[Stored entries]
— Begin —

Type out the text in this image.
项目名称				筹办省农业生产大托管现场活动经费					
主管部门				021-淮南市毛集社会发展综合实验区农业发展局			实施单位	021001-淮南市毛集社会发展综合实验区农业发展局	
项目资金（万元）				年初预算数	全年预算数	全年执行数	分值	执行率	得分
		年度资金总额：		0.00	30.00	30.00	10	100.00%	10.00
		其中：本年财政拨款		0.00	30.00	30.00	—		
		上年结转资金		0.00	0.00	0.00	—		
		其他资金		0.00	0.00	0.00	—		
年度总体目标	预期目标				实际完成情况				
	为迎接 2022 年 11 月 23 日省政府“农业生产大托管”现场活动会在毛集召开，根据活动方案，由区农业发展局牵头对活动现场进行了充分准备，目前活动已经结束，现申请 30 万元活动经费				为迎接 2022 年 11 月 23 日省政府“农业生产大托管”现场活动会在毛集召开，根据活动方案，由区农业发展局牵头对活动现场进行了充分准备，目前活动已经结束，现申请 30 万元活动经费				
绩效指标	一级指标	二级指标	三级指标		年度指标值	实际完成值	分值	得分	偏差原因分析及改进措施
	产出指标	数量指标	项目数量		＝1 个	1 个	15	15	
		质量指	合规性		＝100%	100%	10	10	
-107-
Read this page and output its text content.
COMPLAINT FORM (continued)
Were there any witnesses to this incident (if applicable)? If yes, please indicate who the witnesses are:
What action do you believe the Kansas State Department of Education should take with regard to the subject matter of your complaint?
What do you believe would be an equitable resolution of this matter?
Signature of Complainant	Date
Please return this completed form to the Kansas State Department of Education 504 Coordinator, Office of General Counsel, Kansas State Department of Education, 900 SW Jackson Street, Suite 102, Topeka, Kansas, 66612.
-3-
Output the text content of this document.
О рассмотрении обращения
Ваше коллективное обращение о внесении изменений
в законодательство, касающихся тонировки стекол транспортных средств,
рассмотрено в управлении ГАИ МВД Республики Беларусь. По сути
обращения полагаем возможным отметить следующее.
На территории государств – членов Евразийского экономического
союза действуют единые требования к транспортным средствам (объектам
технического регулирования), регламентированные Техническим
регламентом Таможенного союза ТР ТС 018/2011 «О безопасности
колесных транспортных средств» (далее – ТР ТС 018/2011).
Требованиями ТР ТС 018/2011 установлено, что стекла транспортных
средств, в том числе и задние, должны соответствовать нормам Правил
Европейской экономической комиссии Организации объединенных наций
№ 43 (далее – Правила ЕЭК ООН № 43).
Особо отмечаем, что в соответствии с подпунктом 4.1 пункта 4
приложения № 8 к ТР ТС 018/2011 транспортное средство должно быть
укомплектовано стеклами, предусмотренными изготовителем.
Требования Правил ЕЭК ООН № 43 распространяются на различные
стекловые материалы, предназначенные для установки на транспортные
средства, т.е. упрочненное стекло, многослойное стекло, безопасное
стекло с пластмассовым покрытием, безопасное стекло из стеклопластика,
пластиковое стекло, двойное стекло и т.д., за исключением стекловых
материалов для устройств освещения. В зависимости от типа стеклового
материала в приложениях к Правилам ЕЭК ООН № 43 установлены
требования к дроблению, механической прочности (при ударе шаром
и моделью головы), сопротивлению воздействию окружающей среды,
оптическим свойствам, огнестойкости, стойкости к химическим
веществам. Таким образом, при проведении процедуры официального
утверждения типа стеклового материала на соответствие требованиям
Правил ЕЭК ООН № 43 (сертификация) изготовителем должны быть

— End —

Transcribe word for word the lines from the one holding "Output the text content of this document." to the last line of the listing above, inclusive.

● **Task output**:
Output the text content of this document.
О рассмотрении обращения
Ваше коллективное обращение о внесении изменений
в законодательство, касающихся тонировки стекол транспортных средств,
рассмотрено в управлении ГАИ МВД Республики Беларусь. По сути
обращения полагаем возможным отметить следующее.
На территории государств – членов Евразийского экономического
союза действуют единые требования к транспортным средствам (объектам
технического регулирования), регламентированные Техническим
регламентом Таможенного союза ТР ТС 018/2011 «О безопасности
колесных транспортных средств» (далее – ТР ТС 018/2011).
Требованиями ТР ТС 018/2011 установлено, что стекла транспортных
средств, в том числе и задние, должны соответствовать нормам Правил
Европейской экономической комиссии Организации объединенных наций
№ 43 (далее – Правила ЕЭК ООН № 43).
Особо отмечаем, что в соответствии с подпунктом 4.1 пункта 4
приложения № 8 к ТР ТС 018/2011 транспортное средство должно быть
укомплектовано стеклами, предусмотренными изготовителем.
Требования Правил ЕЭК ООН № 43 распространяются на различные
стекловые материалы, предназначенные для установки на транспортные
средства, т.е. упрочненное стекло, многослойное стекло, безопасное
стекло с пластмассовым покрытием, безопасное стекло из стеклопластика,
пластиковое стекло, двойное стекло и т.д., за исключением стекловых
материалов для устройств освещения. В зависимости от типа стеклового
материала в приложениях к Правилам ЕЭК ООН № 43 установлены
требования к дроблению, механической прочности (при ударе шаром
и моделью головы), сопротивлению воздействию окружающей среды,
оптическим свойствам, огнестойкости, стойкости к химическим
веществам. Таким образом, при проведении процедуры официального
утверждения типа стеклового материала на соответствие требованиям
Правил ЕЭК ООН № 43 (сертификация) изготовителем должны быть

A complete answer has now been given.